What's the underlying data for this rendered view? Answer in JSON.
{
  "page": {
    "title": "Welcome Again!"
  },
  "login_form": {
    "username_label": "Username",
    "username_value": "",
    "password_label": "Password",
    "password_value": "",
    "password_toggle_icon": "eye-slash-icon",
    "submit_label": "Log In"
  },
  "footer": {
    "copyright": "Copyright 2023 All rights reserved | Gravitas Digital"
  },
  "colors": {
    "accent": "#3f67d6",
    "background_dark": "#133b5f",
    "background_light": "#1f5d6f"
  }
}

──────────

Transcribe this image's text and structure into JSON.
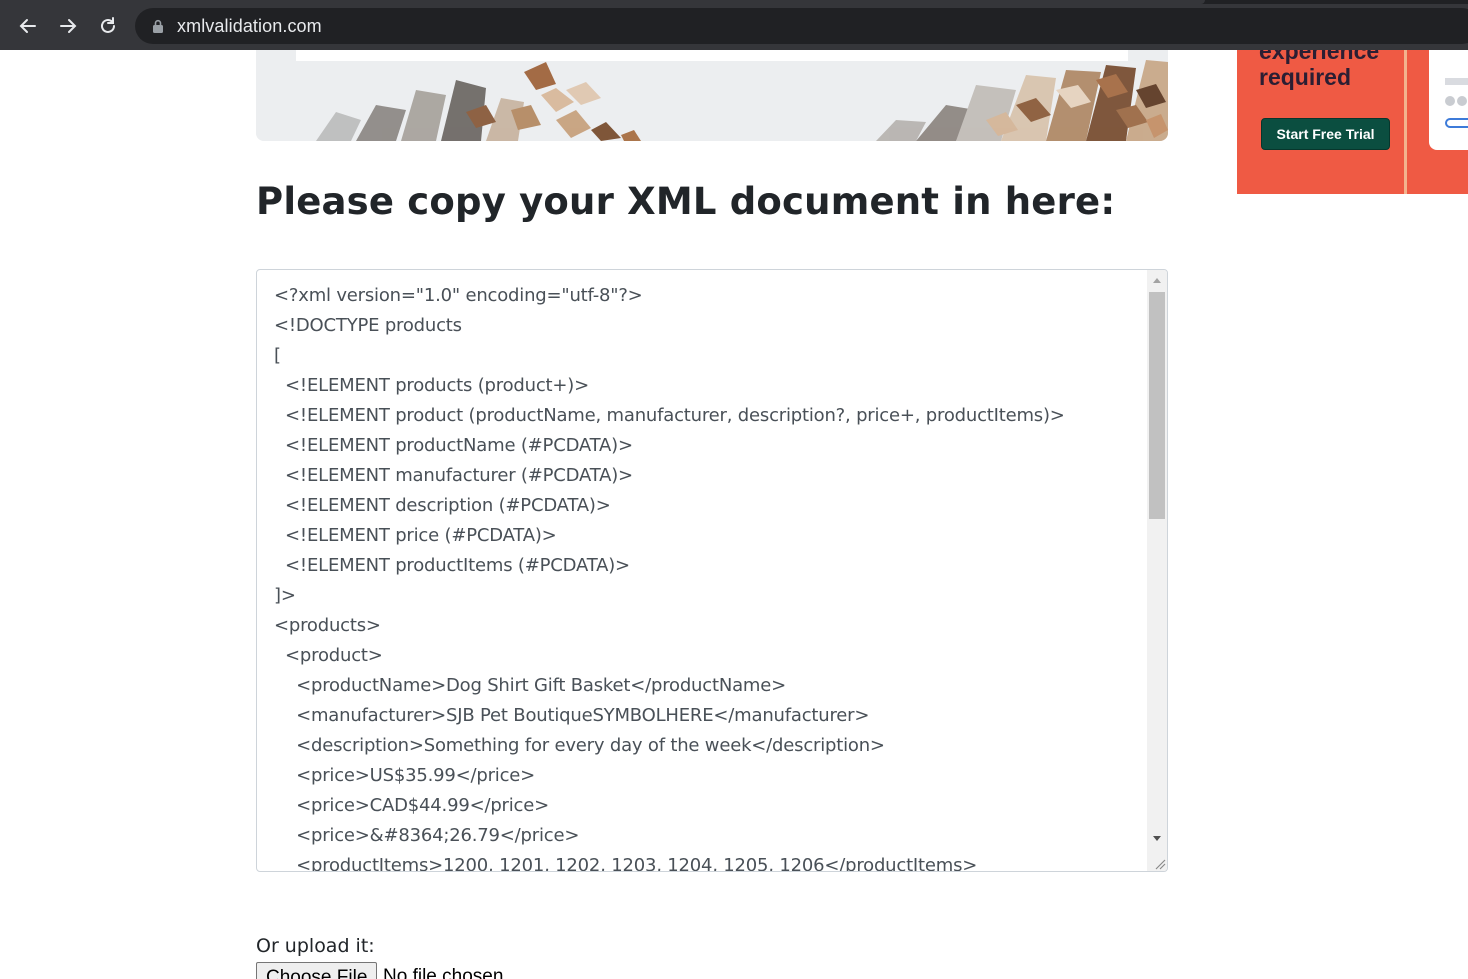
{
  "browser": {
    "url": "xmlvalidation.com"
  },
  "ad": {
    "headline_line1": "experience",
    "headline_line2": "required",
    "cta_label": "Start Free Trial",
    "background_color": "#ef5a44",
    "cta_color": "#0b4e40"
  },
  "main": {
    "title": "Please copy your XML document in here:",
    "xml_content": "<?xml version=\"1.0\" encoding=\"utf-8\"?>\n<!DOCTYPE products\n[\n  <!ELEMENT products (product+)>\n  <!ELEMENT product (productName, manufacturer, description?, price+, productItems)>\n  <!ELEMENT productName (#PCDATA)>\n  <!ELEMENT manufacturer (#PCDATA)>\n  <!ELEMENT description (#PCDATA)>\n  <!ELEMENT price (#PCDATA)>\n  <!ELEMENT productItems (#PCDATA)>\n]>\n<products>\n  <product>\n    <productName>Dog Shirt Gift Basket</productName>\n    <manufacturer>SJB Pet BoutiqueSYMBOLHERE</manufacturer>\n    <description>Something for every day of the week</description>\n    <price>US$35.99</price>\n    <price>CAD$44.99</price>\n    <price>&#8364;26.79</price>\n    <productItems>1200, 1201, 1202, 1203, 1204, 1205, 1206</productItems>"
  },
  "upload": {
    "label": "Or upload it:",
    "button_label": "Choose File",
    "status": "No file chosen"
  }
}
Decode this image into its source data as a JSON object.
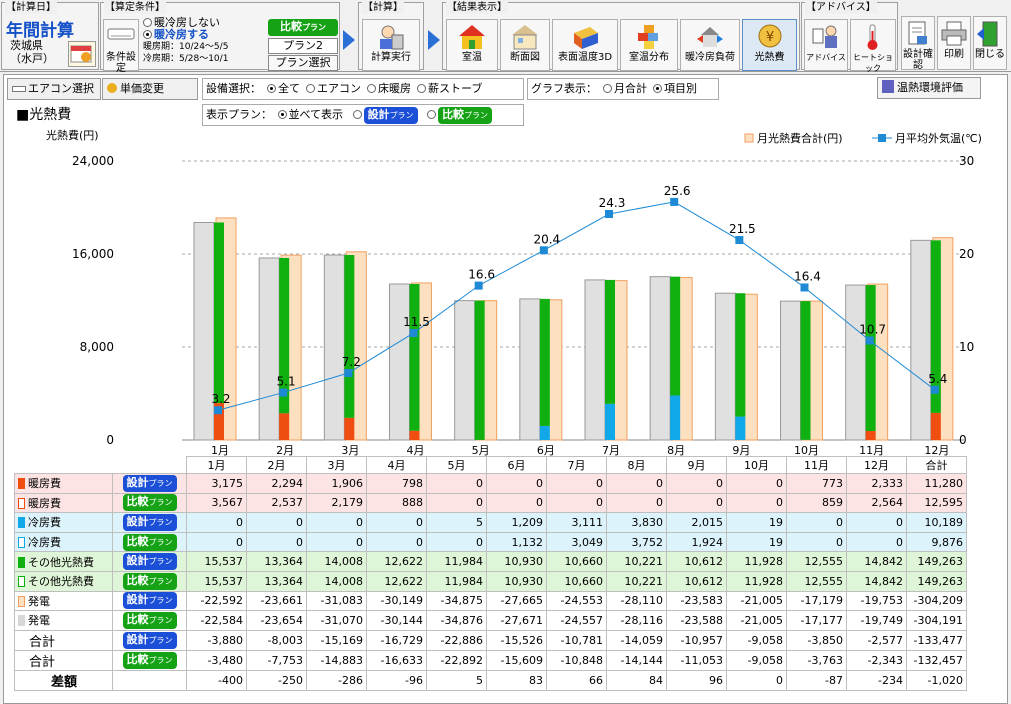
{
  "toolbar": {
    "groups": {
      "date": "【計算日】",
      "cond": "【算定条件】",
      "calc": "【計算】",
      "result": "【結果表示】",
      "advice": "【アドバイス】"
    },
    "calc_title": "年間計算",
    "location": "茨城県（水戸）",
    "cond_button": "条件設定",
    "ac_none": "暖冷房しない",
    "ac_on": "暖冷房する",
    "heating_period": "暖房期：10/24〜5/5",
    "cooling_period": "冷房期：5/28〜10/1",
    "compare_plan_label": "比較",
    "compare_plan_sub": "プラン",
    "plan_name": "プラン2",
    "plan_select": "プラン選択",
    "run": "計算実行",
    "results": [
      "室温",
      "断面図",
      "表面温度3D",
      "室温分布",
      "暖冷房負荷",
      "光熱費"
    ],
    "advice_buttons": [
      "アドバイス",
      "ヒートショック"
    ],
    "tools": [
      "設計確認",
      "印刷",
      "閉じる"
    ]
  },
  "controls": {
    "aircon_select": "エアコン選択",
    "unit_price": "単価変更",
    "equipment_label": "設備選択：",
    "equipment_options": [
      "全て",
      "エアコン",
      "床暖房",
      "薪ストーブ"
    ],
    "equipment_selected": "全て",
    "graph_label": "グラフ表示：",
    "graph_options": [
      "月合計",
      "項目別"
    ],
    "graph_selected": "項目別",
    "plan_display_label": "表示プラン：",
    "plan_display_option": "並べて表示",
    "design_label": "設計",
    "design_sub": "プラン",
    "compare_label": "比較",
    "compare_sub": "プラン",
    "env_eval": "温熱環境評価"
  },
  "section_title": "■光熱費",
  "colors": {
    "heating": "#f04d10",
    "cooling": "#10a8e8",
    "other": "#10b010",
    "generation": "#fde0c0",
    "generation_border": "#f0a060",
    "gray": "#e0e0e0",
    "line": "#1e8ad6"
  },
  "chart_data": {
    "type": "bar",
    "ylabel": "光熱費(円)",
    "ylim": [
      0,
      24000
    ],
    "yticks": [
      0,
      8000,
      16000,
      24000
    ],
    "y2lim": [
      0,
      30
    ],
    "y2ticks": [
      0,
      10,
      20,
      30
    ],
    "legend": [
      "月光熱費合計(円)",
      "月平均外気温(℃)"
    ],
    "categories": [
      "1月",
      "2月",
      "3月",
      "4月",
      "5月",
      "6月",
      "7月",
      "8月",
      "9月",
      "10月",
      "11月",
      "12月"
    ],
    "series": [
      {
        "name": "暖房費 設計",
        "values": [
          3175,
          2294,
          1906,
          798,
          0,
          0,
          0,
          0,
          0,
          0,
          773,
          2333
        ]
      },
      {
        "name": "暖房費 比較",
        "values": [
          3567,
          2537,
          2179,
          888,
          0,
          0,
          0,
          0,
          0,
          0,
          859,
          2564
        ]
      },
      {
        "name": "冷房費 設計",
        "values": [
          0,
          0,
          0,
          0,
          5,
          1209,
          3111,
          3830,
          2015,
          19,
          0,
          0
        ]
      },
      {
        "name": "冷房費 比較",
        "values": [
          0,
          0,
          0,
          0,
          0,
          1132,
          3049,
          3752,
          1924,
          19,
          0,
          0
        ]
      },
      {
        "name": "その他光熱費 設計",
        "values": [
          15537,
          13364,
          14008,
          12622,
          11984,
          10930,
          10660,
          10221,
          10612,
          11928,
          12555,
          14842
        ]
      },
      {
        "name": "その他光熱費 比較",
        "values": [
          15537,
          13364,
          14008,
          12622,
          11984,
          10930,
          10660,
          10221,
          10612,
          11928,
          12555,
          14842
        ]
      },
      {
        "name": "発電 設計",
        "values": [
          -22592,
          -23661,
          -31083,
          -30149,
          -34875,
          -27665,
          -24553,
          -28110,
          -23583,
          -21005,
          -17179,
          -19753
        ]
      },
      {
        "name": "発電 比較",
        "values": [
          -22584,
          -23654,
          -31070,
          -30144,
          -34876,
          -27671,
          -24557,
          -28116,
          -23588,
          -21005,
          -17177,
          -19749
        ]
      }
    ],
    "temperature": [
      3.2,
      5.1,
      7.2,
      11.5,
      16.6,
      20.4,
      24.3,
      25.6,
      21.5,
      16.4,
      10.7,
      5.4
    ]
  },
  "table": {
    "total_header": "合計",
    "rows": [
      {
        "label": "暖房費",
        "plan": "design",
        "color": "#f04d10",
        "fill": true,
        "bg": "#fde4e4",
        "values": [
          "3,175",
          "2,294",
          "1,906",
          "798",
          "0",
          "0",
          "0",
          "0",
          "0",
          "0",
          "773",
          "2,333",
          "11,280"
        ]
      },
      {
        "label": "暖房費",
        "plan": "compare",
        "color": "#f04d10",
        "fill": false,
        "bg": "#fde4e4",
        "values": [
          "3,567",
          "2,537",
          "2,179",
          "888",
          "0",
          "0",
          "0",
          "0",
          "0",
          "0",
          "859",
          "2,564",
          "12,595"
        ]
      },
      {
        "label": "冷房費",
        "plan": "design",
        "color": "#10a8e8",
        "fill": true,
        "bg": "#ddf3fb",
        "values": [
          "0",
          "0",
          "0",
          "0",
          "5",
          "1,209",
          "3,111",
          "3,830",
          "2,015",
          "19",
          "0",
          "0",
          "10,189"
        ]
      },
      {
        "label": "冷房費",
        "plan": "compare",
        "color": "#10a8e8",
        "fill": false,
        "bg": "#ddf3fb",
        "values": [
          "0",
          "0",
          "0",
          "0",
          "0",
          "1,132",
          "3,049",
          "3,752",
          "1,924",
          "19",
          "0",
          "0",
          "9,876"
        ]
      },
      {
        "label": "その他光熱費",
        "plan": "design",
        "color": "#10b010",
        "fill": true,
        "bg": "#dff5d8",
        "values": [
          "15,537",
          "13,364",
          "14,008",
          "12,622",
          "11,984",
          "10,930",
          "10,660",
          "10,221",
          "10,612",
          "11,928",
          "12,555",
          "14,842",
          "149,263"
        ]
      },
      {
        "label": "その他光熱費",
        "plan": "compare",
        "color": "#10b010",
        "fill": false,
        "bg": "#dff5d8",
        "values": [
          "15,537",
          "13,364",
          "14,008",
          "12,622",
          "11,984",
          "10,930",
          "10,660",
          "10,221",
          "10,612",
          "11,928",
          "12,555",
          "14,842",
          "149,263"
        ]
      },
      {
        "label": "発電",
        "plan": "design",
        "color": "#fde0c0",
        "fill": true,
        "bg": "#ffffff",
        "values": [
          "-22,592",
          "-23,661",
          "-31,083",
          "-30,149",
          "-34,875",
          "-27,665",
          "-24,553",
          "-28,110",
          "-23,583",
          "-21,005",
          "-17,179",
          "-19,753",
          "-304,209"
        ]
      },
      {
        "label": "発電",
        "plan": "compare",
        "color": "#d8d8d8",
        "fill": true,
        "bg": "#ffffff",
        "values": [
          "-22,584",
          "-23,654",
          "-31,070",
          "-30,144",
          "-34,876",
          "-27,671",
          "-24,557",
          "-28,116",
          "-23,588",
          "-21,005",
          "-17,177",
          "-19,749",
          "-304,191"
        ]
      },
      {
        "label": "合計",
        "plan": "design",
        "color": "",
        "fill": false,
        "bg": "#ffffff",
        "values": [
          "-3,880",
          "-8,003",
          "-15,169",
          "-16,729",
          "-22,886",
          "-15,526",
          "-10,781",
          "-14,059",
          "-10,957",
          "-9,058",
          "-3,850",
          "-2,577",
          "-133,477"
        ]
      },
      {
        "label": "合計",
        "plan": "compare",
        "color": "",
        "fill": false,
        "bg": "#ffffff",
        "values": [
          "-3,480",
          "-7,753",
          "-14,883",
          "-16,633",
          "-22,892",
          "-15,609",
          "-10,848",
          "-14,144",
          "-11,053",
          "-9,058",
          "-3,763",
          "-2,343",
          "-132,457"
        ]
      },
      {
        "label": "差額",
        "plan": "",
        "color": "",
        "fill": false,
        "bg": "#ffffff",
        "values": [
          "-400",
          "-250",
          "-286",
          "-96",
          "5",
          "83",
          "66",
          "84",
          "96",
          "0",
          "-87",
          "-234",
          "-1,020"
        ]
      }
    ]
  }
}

──────────

● **DIRECTION**:
In the lines above, find each one with "image" and list it.

● **THE ANSWER**:
Transcribe this image's text and structure into JSON.
Decode this image into its source data as a JSON object.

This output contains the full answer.